:: EXERCISE AIM ::
Below are records; count the lines in them that hold "JSON" and give only the count.

☆ ☆ ☆ ☆

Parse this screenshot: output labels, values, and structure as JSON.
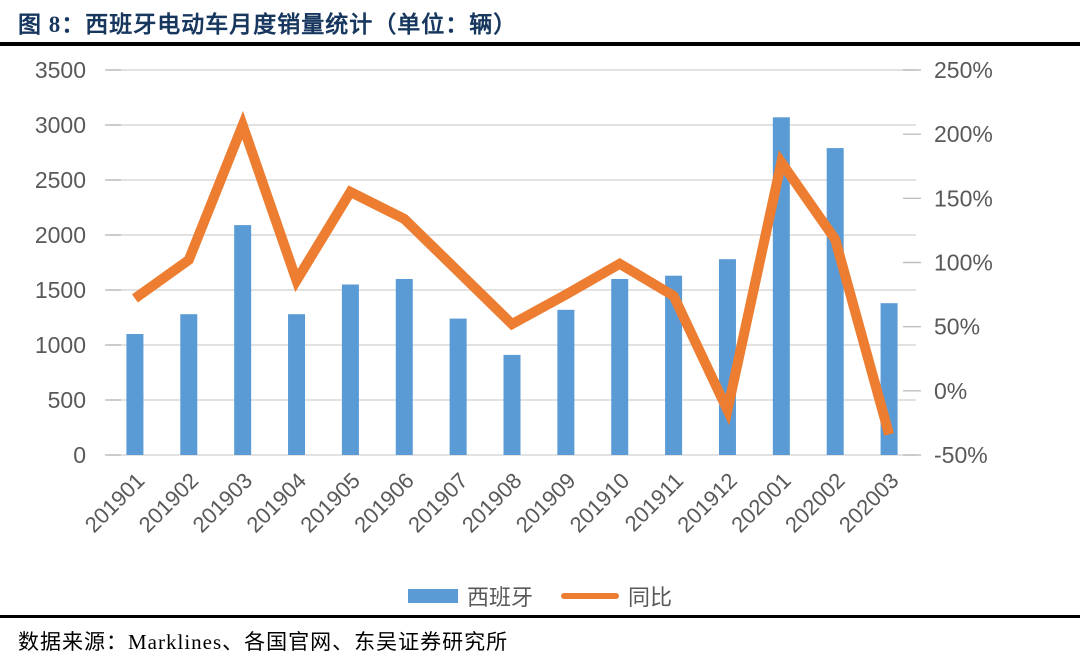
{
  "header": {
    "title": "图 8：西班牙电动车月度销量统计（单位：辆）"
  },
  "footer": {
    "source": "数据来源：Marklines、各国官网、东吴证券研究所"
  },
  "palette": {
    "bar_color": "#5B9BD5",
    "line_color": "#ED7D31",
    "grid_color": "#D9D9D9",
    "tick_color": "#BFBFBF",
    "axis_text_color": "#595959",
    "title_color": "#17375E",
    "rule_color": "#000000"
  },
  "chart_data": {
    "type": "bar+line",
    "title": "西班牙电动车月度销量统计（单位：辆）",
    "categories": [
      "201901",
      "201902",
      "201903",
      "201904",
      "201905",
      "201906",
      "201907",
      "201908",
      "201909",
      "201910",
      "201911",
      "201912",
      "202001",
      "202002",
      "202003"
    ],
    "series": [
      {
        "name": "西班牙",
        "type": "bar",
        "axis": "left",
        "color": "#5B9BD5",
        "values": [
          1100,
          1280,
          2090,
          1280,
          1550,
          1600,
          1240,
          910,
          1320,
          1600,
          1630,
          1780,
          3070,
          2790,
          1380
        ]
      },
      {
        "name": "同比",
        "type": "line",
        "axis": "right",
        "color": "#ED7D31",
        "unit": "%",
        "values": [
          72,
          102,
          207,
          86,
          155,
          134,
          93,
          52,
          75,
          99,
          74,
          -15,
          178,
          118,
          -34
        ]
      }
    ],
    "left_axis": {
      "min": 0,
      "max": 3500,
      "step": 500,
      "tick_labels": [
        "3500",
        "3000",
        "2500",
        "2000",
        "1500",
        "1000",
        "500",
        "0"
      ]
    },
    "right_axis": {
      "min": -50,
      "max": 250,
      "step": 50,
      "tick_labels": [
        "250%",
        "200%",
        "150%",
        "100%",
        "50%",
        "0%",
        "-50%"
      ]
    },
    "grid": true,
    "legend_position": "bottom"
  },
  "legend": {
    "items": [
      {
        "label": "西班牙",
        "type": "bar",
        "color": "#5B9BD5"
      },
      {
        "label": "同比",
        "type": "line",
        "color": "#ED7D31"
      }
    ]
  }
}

☆ ☆ ☆ ☆

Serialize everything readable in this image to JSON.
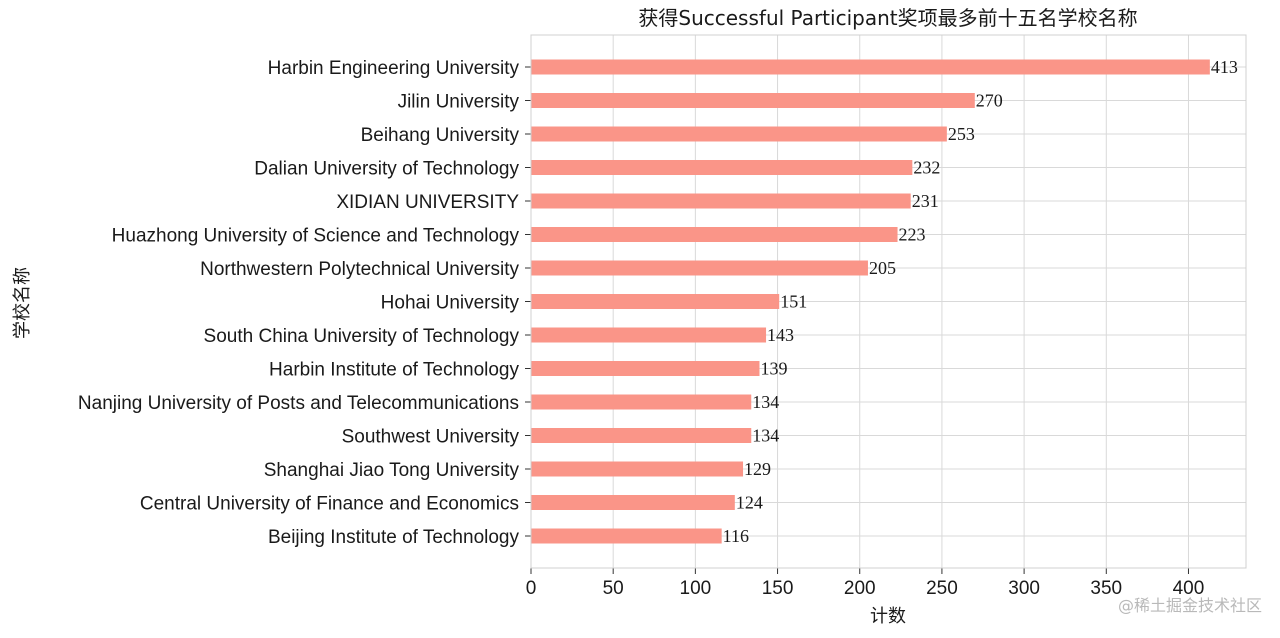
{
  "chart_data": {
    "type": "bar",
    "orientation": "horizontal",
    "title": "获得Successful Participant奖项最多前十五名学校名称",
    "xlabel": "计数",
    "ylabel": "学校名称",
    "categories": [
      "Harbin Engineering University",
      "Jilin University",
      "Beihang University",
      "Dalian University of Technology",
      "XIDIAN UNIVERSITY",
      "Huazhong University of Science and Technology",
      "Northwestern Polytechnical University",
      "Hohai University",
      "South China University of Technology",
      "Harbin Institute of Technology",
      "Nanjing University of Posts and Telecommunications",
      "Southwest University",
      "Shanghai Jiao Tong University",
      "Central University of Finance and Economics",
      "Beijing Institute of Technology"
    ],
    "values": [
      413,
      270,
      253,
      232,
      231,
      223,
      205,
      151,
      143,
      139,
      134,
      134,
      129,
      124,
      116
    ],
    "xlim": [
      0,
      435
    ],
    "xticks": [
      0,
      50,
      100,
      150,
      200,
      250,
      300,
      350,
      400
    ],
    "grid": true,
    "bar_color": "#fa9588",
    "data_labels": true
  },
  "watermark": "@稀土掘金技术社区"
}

☆ ☆ ☆ ☆

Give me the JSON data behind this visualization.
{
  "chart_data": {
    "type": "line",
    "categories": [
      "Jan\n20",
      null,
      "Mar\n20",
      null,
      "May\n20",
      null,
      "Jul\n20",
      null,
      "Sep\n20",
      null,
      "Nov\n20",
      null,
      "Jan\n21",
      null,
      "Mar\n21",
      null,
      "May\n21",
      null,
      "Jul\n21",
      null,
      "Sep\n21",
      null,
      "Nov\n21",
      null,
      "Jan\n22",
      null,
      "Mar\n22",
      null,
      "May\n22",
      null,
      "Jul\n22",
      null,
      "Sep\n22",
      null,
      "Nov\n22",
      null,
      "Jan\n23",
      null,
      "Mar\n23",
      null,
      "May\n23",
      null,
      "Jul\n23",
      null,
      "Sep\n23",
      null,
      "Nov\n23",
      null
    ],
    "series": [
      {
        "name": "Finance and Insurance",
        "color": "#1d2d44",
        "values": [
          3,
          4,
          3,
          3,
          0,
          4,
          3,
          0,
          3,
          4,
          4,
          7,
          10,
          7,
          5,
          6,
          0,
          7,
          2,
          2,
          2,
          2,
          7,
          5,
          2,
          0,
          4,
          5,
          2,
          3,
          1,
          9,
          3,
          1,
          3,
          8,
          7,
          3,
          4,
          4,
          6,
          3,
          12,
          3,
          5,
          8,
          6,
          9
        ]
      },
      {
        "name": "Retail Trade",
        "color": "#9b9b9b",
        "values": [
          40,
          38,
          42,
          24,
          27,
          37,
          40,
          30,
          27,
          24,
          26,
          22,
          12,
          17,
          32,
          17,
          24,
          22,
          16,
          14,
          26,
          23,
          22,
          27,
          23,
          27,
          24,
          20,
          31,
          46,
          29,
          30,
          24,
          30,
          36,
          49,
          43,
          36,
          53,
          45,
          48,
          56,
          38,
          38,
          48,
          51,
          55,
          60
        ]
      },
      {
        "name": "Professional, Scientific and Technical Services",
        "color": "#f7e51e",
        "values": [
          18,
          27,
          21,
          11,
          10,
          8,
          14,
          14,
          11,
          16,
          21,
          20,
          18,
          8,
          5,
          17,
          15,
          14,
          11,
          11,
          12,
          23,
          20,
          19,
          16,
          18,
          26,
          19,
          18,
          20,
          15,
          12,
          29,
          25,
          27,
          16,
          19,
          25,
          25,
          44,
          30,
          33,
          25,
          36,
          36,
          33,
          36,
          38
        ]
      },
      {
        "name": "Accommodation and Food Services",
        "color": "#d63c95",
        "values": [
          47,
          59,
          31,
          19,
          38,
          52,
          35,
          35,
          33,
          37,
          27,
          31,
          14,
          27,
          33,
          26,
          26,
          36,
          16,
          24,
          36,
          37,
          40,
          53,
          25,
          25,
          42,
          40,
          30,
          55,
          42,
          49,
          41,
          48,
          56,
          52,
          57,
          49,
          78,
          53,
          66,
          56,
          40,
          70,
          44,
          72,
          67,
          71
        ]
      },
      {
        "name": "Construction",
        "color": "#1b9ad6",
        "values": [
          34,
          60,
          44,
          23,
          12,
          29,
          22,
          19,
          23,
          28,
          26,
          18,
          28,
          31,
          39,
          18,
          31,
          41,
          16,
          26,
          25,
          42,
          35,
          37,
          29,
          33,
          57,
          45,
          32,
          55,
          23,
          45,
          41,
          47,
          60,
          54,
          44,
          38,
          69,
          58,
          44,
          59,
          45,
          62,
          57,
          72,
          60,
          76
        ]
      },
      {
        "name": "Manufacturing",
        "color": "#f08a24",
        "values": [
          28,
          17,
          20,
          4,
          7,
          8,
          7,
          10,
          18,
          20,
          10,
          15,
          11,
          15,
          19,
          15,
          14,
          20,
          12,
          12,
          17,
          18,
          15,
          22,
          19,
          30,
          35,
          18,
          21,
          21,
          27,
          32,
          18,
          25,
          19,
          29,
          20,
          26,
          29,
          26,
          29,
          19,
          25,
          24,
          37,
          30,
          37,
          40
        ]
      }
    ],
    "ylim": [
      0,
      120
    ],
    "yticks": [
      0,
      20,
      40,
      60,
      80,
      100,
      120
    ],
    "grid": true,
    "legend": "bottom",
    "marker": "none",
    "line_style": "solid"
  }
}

☆ ☆ ☆ ☆

:: THE RESULT ::
3